Facebook e Apple pagano il congelamento degli ovuli delle proprie impiegate
Donne in carriera, donne sempre di corsa a cui manca persino tempo di avere un figlio. Come fare? I colossi Facebook e Apple si offrono di pagare il congelamento degli ovuli delle proprie impiegate.
Donne lavoratrici, donne in carriera, degne del vero “multitasking”. Ma se agli impegni della frenetica vita quotidiana si aggiungesse il desiderio di avere un figlio? Le aziende Apple e Facebook hanno pensato per loro a un’insolita soluzione: pagare il congelamento degli ovuli. I due giganti della Silicon Valley si sono offerti, infatti, di pagare il procedimento alle proprie dipendenti nel caso in cui volessero un giorno diventare mamme. Strano sistema per sostenere le donne che desiderano avere una gravidanza!
“Avere una carriera e anche bambini è ancora una cosa difficile da fare”, afferma Brigitte Adams, sostenitrice del congelamento degli ovuli e creatrice del forum Eggsurance.
Tuttavia al momento non esiste alcuna garanzia che questo procedimento porterà alla nascita di un bambino: la Società americana di Medicina della Riproduzione non rivela statistiche sui bambini nati da ovuli congelati. Tempi lunghi e costi elevati. Si parla di dieci mila dollari per l’operazione e più di cinquecento dollari l’anno per la conservazione; problema a cui sperano di porre rimedio Facebook e Apple. Immediate le polemiche alle quali le due aziende hanno risposto confermando di voler sostenere le donne nella conciliazione tra lavoro e famiglia.

====================

■ **Esplora il materiale**
1 – Per favore, trascrivi tutto il testo sul congelamento degli ovuli che va da "Donne lavoratrici, donne" fino a "avere una gravidanza!".
2 – Prosegui il testo sul congelamento degli ovuli a partire dalla sua ultima frase.

====================

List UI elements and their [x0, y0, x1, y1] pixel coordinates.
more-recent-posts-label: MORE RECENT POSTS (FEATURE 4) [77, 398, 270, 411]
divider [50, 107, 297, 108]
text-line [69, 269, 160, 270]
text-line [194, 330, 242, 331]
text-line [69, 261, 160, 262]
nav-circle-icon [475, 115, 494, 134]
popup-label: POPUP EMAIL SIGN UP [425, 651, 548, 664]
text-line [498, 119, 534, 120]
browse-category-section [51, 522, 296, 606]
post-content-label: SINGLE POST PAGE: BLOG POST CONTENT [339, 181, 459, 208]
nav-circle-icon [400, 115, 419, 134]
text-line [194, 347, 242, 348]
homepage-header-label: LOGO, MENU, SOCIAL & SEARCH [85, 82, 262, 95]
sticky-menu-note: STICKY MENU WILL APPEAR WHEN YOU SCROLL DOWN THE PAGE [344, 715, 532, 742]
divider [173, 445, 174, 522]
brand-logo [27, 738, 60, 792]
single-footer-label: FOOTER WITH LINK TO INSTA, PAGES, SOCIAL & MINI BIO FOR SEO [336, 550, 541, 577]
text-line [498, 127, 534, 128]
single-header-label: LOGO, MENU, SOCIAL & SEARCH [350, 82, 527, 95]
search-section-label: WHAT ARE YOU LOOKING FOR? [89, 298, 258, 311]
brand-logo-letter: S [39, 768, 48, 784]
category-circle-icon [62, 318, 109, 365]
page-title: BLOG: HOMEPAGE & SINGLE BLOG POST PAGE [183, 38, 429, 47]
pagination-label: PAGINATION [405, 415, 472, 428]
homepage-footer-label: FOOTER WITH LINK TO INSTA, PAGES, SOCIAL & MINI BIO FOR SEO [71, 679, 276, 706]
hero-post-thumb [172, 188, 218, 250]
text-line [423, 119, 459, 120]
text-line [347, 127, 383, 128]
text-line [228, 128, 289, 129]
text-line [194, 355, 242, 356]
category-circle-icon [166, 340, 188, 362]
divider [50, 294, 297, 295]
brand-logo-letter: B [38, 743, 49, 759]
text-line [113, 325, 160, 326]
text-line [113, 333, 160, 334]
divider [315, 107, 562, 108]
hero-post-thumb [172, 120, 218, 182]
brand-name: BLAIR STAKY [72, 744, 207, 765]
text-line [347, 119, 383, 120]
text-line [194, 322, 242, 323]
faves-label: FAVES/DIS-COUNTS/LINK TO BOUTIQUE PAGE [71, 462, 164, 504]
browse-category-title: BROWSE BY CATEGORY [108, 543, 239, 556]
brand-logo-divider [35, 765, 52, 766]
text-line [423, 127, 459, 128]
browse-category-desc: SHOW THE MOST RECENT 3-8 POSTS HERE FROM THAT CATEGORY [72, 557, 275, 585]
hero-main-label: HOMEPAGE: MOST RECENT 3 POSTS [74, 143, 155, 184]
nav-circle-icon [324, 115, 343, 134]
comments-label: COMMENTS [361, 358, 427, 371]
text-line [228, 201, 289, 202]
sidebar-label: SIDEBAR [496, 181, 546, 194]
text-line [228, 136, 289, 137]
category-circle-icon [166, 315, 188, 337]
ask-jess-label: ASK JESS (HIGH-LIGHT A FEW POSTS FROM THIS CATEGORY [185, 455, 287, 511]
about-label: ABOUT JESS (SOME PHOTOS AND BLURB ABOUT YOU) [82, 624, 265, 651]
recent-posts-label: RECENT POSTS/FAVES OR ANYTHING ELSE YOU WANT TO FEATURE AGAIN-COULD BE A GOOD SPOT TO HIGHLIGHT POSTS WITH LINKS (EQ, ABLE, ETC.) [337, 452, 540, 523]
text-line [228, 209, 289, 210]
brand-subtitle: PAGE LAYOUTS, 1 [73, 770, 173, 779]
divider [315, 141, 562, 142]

====================

■ **Risposte in ordine**
1 –
Donne lavoratrici, donne in carriera, degne del vero “multitasking”. Ma se agli impegni della frenetica vita quotidiana si aggiungesse il desiderio di avere un figlio? Le aziende Apple e Facebook hanno pensato per loro a un’insolita soluzione: pagare il congelamento degli ovuli. I due giganti della Silicon Valley si sono offerti, infatti, di pagare il procedimento alle proprie dipendenti nel caso in cui volessero un giorno diventare mamme. Strano sistema per sostenere le donne che desiderano avere una gravidanza!

2 –
Inoltre, Apple ha sottolineato di aver migliorato le condizioni dei permessi per maternità e di coprire alcuni costi in caso di adozione, mentre Facebook riferisce che le sue dipendenti hanno diritto a quattro mesi di permesso maternità e un bonus di quattro mila dollari. Quest’ultima punta, infatti, ad “aumentare i benefici per le donne”, con “un’estensione della politica per il congedo maternità insieme alla crioconservazione degli ovociti come parte del nostro supporto ai trattamenti contro l’infertilità”.
Scelte opinabili, ma probabilmente ben accolte nella società delle lavoratrici americane.